>> Begin Text
Xi Jinping’s U.S. Visit Highlights China-U.S.Economic Ties

By JOHN ROSS

 

 

John Ross is a senior research fellow at Chongyang Institute for Financial Studies, Renmin University of China. From 2000 to 2008 he was director of economic and business policy in the administration of Mayor of London Ken Livingstone. He previously served as adviser to several major international mining, finance and equipment manufacturing companies. 

A KEY background factor to Xi Jinping’s state visit to the U.S. is that the potential for mutually beneficial economic relations between China and the U.S. is the greatest of any two countries. This goes well beyond their being the world’s two largest economies to their fundamentally complementary economic characters. Analyzing the most fundamental economic features of China and the U.S. demonstrates this clearly, and why China-U.S. economic relations can be stable and mutually beneficial over decades. It also shows why the U.S. neo-con proposals hindering such economic relations damage not only China but also the U.S.

 

In 2014 China-U.S. trade, at US $650 billion, was the largest between any two countries outside the North American Free Trade Area. For the U.S. it was second only to trade with Canada – the latter being almost a domestic base for U.S. production. China-U.S. trade was also growing more rapidly. In 2007-2014, that is since the beginning of the global financial crisis, U.S. trade with Canada increased by US $121 billion while U.S. trade with China increased by US $237 billion.
>> End Text
>> Begin Given information
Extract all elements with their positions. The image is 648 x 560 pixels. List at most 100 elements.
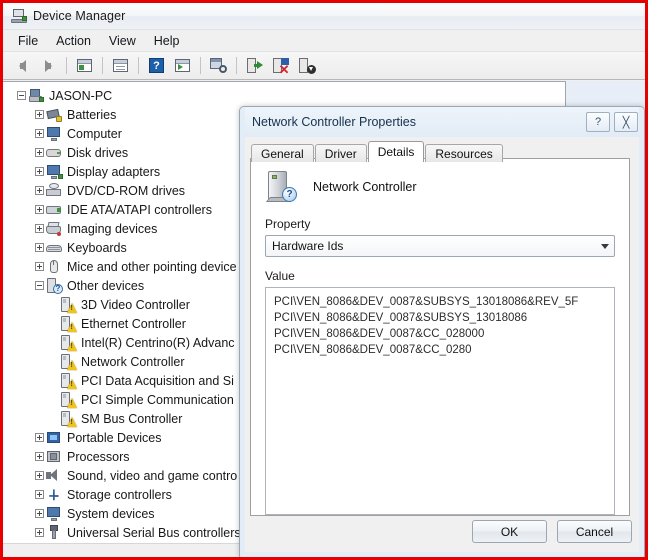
>> End Given information
Given exercise A –
Answer from the article on China-U.S. economic ties:
(i) At which institute is John Ross a senior research fellow?
(ii) What was the value of China-U.S. trade in 2014?
(iii) By how much did U.S. trade with China increase from 2007 to 2014?
Given exercise B – Carry the article on China-U.S. economic ties further, starting after its last sentence.
The data above aren't needed for this work.

Exercise response A –
(i) The Chongyang Institute for Financial Studies, Renmin University of China
(ii) US $650 billion
(iii) US $237 billion

Exercise response B –
 

The driving force of such rapid trade expansion is that not only are China and the U.S. the world’s two largest economies, but China is by far the largest developing economy while the U.S. is the world’s most advanced economy. The two economies are thus complementary rather than directly competing.

 

Measured at current exchange rates, as China prefers, China is the world’s second largest economy. Measured at Purchasing Powers Parities (PPPs), as many Western economists prefer, China is the world’s largest economy. But by either measure the productivity gap between China and the U.S. remains huge.

 

At current exchange rates China’s per capita GDP is 14 percent of the U.S., and in PPPs it is 24 percent. The fact China and the U.S. are simultaneously the world’s two largest economies, but with very different productivity and wage levels, means that China provides a gigantic market for U.S. high value-added products, while China can supply medium technology products at prices the U.S. cannot match due to its far higher labor costs. 

 

These relations are also stable as it is impossible to change the fundamental features of the two economies rapidly. If last year’s growth of per capita GDP for the two countries of 6.8 percent for China and 1.6 percent for the U.S. were maintained, China would not reach U.S. per capita GDP until 2043 – almost three decades.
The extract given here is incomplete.